## Work instructions
All of the material below is to be repeated exactly.

··· Entries

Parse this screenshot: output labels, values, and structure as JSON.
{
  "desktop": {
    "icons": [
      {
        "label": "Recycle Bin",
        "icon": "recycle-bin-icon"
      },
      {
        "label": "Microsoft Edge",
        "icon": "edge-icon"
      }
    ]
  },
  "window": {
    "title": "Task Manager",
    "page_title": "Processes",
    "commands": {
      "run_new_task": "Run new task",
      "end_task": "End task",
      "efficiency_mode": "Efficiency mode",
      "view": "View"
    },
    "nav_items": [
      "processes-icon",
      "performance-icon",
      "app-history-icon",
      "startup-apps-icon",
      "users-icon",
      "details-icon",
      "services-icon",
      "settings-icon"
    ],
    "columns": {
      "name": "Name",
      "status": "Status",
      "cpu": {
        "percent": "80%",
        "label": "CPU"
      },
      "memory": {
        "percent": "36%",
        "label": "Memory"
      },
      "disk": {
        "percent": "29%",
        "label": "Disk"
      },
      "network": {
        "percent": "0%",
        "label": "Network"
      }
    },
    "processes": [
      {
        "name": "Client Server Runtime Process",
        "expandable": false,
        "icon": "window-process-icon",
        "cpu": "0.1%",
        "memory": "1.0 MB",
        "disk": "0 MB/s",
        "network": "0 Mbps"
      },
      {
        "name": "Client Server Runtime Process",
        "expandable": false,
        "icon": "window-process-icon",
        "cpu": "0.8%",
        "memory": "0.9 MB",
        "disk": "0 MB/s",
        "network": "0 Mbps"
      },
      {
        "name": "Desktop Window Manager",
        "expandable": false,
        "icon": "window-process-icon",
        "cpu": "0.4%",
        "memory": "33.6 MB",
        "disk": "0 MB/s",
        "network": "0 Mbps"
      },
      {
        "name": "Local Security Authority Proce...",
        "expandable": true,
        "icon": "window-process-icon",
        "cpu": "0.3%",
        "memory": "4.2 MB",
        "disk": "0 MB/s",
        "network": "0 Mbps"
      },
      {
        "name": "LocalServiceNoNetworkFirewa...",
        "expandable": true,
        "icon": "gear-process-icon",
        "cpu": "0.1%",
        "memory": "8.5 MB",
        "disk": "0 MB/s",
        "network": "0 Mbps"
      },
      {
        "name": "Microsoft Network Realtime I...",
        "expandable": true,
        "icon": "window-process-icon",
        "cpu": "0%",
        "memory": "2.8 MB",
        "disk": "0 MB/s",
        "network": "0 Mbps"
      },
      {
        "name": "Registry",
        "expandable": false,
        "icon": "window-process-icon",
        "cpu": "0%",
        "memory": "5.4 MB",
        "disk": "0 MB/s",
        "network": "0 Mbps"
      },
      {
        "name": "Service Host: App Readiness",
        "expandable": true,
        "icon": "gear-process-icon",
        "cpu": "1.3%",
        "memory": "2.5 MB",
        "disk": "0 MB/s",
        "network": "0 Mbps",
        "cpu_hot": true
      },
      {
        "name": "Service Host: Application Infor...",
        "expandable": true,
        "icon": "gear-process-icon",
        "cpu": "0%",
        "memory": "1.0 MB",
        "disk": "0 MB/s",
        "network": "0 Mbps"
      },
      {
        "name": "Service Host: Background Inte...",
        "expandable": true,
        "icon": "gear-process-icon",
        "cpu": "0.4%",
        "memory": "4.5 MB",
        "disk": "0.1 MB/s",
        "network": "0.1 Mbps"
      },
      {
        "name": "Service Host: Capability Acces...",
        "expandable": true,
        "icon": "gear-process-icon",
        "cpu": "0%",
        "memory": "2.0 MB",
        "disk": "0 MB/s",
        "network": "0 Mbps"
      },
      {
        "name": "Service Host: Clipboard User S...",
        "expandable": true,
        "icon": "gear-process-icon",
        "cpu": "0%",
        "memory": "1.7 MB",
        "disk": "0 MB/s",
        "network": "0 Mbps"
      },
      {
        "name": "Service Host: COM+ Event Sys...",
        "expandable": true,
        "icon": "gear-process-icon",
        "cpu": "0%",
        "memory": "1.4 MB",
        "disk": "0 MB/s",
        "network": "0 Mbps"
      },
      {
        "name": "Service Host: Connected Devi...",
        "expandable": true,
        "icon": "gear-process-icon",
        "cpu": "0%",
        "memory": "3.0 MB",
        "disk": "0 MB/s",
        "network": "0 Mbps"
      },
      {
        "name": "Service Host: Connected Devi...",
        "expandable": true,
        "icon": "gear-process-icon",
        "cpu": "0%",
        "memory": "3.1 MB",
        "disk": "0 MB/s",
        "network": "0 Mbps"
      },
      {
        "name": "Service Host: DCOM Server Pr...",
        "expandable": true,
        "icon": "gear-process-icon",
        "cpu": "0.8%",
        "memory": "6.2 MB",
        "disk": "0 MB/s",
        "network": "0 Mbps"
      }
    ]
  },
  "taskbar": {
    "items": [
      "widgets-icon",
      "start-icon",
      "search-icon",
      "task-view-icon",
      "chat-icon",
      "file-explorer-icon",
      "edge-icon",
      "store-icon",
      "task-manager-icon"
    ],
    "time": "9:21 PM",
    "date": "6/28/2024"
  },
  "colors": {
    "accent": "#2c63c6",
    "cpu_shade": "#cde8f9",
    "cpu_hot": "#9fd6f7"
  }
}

······

## Output of the task
Parse this screenshot: output labels, values, and structure as JSON.
{
  "desktop": {
    "icons": [
      {
        "label": "Recycle Bin",
        "icon": "recycle-bin-icon"
      },
      {
        "label": "Microsoft Edge",
        "icon": "edge-icon"
      }
    ]
  },
  "window": {
    "title": "Task Manager",
    "page_title": "Processes",
    "commands": {
      "run_new_task": "Run new task",
      "end_task": "End task",
      "efficiency_mode": "Efficiency mode",
      "view": "View"
    },
    "nav_items": [
      "processes-icon",
      "performance-icon",
      "app-history-icon",
      "startup-apps-icon",
      "users-icon",
      "details-icon",
      "services-icon",
      "settings-icon"
    ],
    "columns": {
      "name": "Name",
      "status": "Status",
      "cpu": {
        "percent": "80%",
        "label": "CPU"
      },
      "memory": {
        "percent": "36%",
        "label": "Memory"
      },
      "disk": {
        "percent": "29%",
        "label": "Disk"
      },
      "network": {
        "percent": "0%",
        "label": "Network"
      }
    },
    "processes": [
      {
        "name": "Client Server Runtime Process",
        "expandable": false,
        "icon": "window-process-icon",
        "cpu": "0.1%",
        "memory": "1.0 MB",
        "disk": "0 MB/s",
        "network": "0 Mbps"
      },
      {
        "name": "Client Server Runtime Process",
        "expandable": false,
        "icon": "window-process-icon",
        "cpu": "0.8%",
        "memory": "0.9 MB",
        "disk": "0 MB/s",
        "network": "0 Mbps"
      },
      {
        "name": "Desktop Window Manager",
        "expandable": false,
        "icon": "window-process-icon",
        "cpu": "0.4%",
        "memory": "33.6 MB",
        "disk": "0 MB/s",
        "network": "0 Mbps"
      },
      {
        "name": "Local Security Authority Proce...",
        "expandable": true,
        "icon": "window-process-icon",
        "cpu": "0.3%",
        "memory": "4.2 MB",
        "disk": "0 MB/s",
        "network": "0 Mbps"
      },
      {
        "name": "LocalServiceNoNetworkFirewa...",
        "expandable": true,
        "icon": "gear-process-icon",
        "cpu": "0.1%",
        "memory": "8.5 MB",
        "disk": "0 MB/s",
        "network": "0 Mbps"
      },
      {
        "name": "Microsoft Network Realtime I...",
        "expandable": true,
        "icon": "window-process-icon",
        "cpu": "0%",
        "memory": "2.8 MB",
        "disk": "0 MB/s",
        "network": "0 Mbps"
      },
      {
        "name": "Registry",
        "expandable": false,
        "icon": "window-process-icon",
        "cpu": "0%",
        "memory": "5.4 MB",
        "disk": "0 MB/s",
        "network": "0 Mbps"
      },
      {
        "name": "Service Host: App Readiness",
        "expandable": true,
        "icon": "gear-process-icon",
        "cpu": "1.3%",
        "memory": "2.5 MB",
        "disk": "0 MB/s",
        "network": "0 Mbps",
        "cpu_hot": true
      },
      {
        "name": "Service Host: Application Infor...",
        "expandable": true,
        "icon": "gear-process-icon",
        "cpu": "0%",
        "memory": "1.0 MB",
        "disk": "0 MB/s",
        "network": "0 Mbps"
      },
      {
        "name": "Service Host: Background Inte...",
        "expandable": true,
        "icon": "gear-process-icon",
        "cpu": "0.4%",
        "memory": "4.5 MB",
        "disk": "0.1 MB/s",
        "network": "0.1 Mbps"
      },
      {
        "name": "Service Host: Capability Acces...",
        "expandable": true,
        "icon": "gear-process-icon",
        "cpu": "0%",
        "memory": "2.0 MB",
        "disk": "0 MB/s",
        "network": "0 Mbps"
      },
      {
        "name": "Service Host: Clipboard User S...",
        "expandable": true,
        "icon": "gear-process-icon",
        "cpu": "0%",
        "memory": "1.7 MB",
        "disk": "0 MB/s",
        "network": "0 Mbps"
      },
      {
        "name": "Service Host: COM+ Event Sys...",
        "expandable": true,
        "icon": "gear-process-icon",
        "cpu": "0%",
        "memory": "1.4 MB",
        "disk": "0 MB/s",
        "network": "0 Mbps"
      },
      {
        "name": "Service Host: Connected Devi...",
        "expandable": true,
        "icon": "gear-process-icon",
        "cpu": "0%",
        "memory": "3.0 MB",
        "disk": "0 MB/s",
        "network": "0 Mbps"
      },
      {
        "name": "Service Host: Connected Devi...",
        "expandable": true,
        "icon": "gear-process-icon",
        "cpu": "0%",
        "memory": "3.1 MB",
        "disk": "0 MB/s",
        "network": "0 Mbps"
      },
      {
        "name": "Service Host: DCOM Server Pr...",
        "expandable": true,
        "icon": "gear-process-icon",
        "cpu": "0.8%",
        "memory": "6.2 MB",
        "disk": "0 MB/s",
        "network": "0 Mbps"
      }
    ]
  },
  "taskbar": {
    "items": [
      "widgets-icon",
      "start-icon",
      "search-icon",
      "task-view-icon",
      "chat-icon",
      "file-explorer-icon",
      "edge-icon",
      "store-icon",
      "task-manager-icon"
    ],
    "time": "9:21 PM",
    "date": "6/28/2024"
  },
  "colors": {
    "accent": "#2c63c6",
    "cpu_shade": "#cde8f9",
    "cpu_hot": "#9fd6f7"
  }
}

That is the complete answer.